• What to work on
Find every line in the records below that holds the word "secara", and copy each one.
***** Record excerpts
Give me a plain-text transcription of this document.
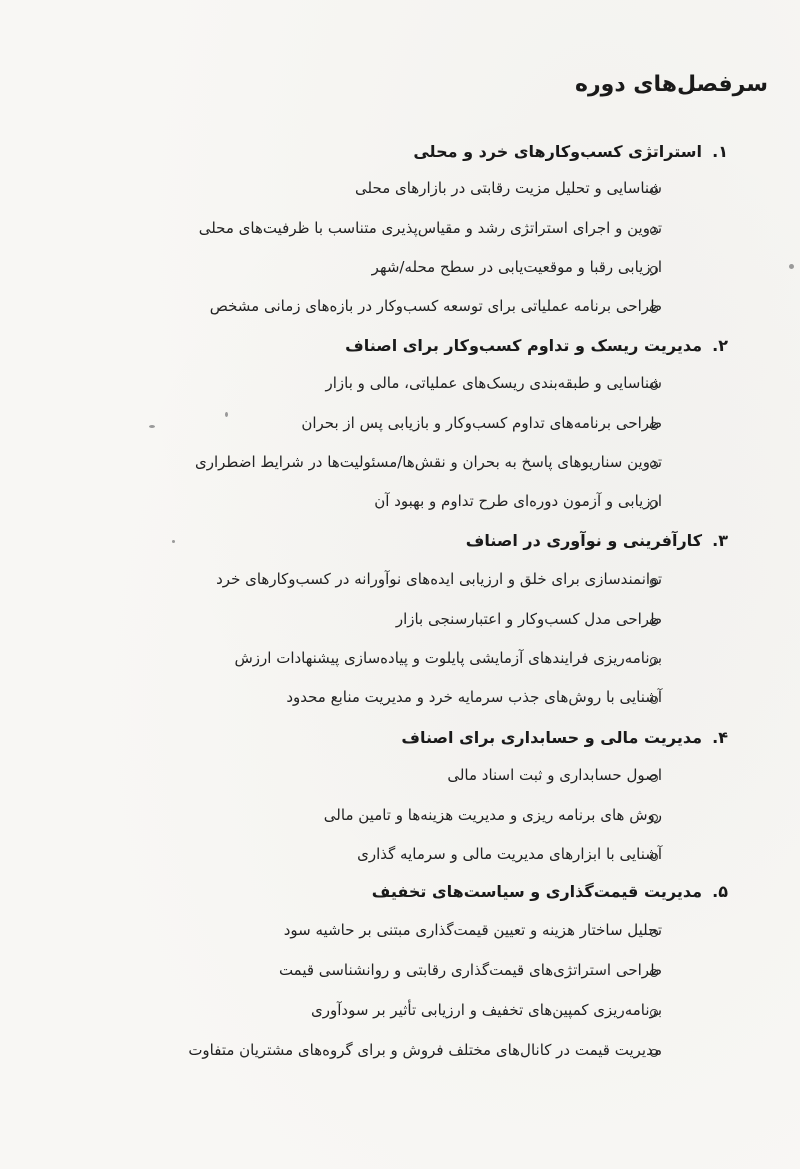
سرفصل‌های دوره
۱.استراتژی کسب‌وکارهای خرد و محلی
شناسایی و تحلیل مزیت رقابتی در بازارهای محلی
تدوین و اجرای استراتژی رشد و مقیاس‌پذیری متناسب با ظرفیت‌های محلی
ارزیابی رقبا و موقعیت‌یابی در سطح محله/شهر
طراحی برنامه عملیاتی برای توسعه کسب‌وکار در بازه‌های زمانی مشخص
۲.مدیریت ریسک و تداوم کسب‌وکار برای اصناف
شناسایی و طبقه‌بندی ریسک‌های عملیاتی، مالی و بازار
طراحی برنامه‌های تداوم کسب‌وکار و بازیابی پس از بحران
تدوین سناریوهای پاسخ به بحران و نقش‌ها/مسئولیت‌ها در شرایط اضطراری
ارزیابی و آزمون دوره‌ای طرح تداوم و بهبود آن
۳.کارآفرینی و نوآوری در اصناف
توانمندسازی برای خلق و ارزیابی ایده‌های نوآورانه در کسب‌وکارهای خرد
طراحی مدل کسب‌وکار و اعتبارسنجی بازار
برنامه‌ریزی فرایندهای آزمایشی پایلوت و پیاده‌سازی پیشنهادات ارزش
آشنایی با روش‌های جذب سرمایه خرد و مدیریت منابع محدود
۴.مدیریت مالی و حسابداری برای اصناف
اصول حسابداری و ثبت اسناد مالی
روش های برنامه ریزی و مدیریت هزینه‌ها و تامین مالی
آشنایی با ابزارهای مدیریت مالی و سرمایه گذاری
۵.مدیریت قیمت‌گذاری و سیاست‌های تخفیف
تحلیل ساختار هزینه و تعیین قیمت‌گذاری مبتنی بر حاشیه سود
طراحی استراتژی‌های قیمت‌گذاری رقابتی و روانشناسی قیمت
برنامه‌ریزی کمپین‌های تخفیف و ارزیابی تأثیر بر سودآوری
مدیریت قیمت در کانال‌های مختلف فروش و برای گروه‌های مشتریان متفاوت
**********
***** Record excerpts
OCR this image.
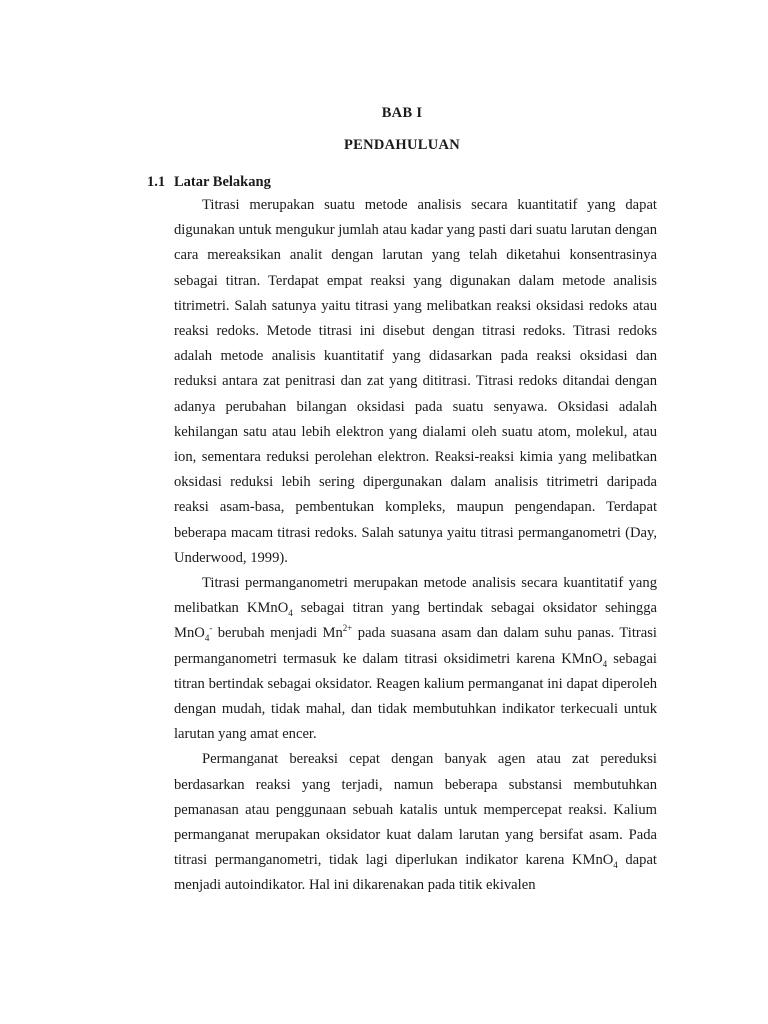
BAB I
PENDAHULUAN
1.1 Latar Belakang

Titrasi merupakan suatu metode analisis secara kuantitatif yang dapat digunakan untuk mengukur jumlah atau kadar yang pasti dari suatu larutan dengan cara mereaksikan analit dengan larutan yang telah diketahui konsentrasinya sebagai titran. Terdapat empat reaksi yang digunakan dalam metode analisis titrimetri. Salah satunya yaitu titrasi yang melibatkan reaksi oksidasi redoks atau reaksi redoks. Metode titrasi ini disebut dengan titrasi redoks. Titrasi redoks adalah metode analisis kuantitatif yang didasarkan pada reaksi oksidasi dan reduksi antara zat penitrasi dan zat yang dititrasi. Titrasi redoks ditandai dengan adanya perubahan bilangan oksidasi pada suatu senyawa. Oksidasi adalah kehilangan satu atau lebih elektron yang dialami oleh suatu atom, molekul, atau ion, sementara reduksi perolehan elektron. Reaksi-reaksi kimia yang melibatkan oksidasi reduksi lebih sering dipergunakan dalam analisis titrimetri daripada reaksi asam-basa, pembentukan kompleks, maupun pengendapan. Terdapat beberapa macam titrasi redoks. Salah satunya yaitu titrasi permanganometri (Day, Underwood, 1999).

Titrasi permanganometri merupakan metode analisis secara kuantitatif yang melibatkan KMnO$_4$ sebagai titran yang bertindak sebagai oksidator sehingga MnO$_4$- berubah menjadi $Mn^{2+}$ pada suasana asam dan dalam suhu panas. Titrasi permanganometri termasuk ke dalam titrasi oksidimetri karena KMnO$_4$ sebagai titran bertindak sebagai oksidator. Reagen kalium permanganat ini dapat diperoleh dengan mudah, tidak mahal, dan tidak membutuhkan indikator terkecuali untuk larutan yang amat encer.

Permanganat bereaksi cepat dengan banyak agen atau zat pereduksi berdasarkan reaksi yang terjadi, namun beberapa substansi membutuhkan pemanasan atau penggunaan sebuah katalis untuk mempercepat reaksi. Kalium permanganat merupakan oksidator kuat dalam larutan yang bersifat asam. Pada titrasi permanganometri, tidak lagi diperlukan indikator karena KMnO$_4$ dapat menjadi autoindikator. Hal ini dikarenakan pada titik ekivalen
**********
***** Record excerpts
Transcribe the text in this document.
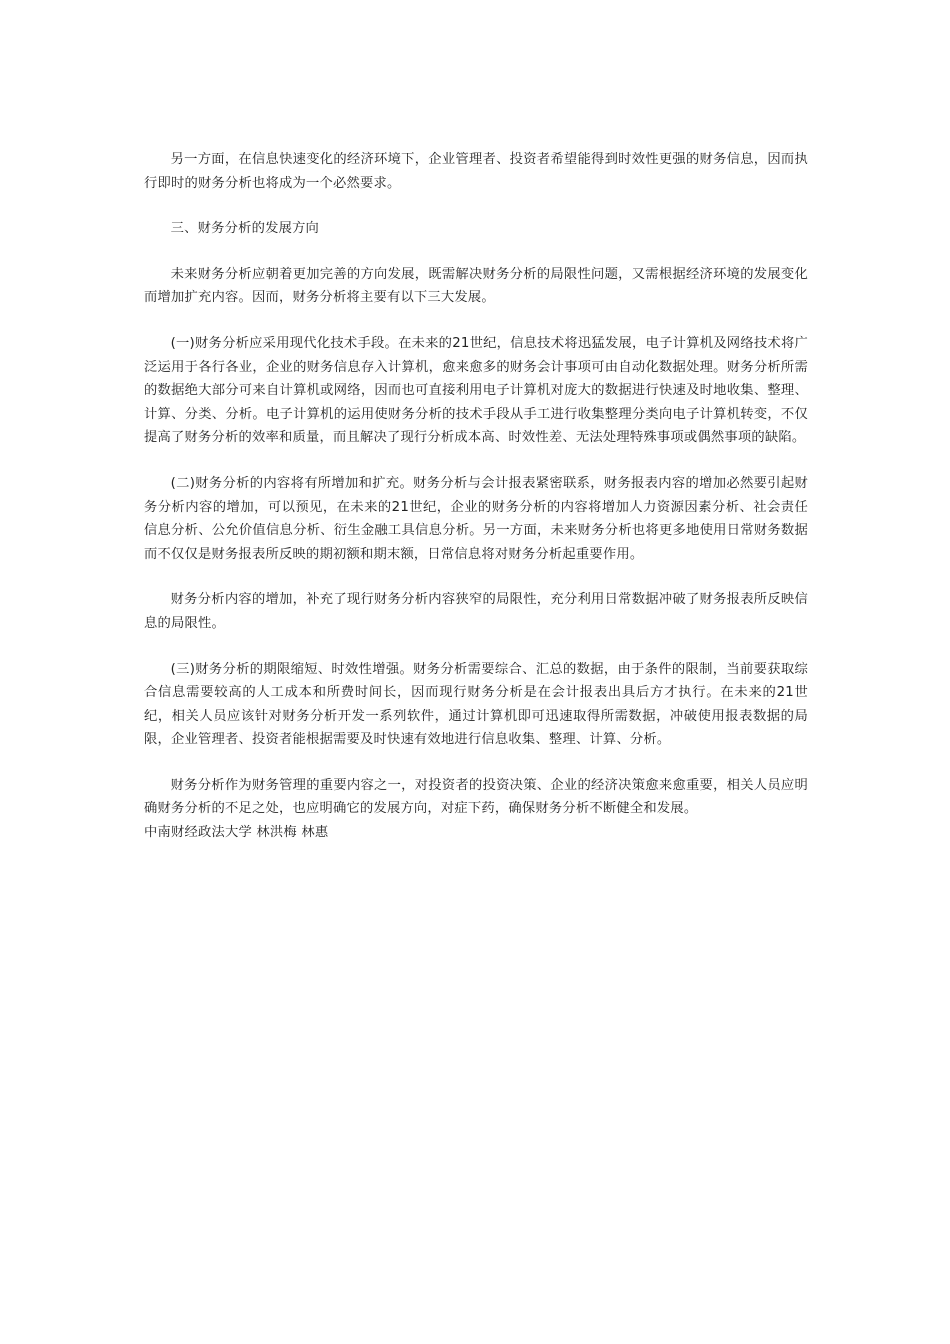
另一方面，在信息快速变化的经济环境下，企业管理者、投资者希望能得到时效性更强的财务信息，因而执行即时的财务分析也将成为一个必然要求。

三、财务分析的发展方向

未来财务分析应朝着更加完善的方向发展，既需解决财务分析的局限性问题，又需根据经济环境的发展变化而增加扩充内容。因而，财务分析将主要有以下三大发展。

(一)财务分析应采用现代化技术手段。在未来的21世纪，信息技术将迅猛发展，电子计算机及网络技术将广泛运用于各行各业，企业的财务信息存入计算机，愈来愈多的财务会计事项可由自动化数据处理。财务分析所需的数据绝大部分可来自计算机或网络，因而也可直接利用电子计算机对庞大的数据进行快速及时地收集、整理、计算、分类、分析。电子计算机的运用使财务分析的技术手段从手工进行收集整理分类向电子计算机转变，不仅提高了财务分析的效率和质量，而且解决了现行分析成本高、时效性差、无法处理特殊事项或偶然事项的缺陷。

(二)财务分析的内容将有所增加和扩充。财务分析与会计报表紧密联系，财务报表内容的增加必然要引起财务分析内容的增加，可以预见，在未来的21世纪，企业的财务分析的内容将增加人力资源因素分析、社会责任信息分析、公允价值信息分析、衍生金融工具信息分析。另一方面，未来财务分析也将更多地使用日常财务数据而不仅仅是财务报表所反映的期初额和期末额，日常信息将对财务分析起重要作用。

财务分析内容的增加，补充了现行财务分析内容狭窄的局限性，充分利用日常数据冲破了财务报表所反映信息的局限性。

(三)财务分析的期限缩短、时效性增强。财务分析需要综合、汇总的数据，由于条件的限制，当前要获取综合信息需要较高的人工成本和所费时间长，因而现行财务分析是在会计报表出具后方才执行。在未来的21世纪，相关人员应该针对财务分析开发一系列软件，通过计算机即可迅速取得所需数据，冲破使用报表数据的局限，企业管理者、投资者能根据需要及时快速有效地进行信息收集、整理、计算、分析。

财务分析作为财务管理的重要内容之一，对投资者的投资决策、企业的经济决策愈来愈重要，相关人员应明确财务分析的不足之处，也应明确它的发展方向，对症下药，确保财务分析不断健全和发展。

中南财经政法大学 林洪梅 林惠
**********
• Task solution
Titrasi merupakan suatu metode analisis secara kuantitatif yang dapat digunakan untuk mengukur jumlah atau kadar yang pasti dari suatu larutan dengan cara mereaksikan analit dengan larutan yang telah diketahui konsentrasinya sebagai titran. Terdapat empat reaksi yang digunakan dalam metode analisis titrimetri. Salah satunya yaitu titrasi yang melibatkan reaksi oksidasi redoks atau reaksi redoks. Metode titrasi ini disebut dengan titrasi redoks. Titrasi redoks adalah metode analisis kuantitatif yang didasarkan pada reaksi oksidasi dan reduksi antara zat penitrasi dan zat yang dititrasi. Titrasi redoks ditandai dengan adanya perubahan bilangan oksidasi pada suatu senyawa. Oksidasi adalah kehilangan satu atau lebih elektron yang dialami oleh suatu atom, molekul, atau ion, sementara reduksi perolehan elektron. Reaksi-reaksi kimia yang melibatkan oksidasi reduksi lebih sering dipergunakan dalam analisis titrimetri daripada reaksi asam-basa, pembentukan kompleks, maupun pengendapan. Terdapat beberapa macam titrasi redoks. Salah satunya yaitu titrasi permanganometri (Day, Underwood, 1999).
Titrasi permanganometri merupakan metode analisis secara kuantitatif yang melibatkan KMnO$_4$ sebagai titran yang bertindak sebagai oksidator sehingga MnO$_4$- berubah menjadi $Mn^{2+}$ pada suasana asam dan dalam suhu panas. Titrasi permanganometri termasuk ke dalam titrasi oksidimetri karena KMnO$_4$ sebagai titran bertindak sebagai oksidator. Reagen kalium permanganat ini dapat diperoleh dengan mudah, tidak mahal, dan tidak membutuhkan indikator terkecuali untuk larutan yang amat encer.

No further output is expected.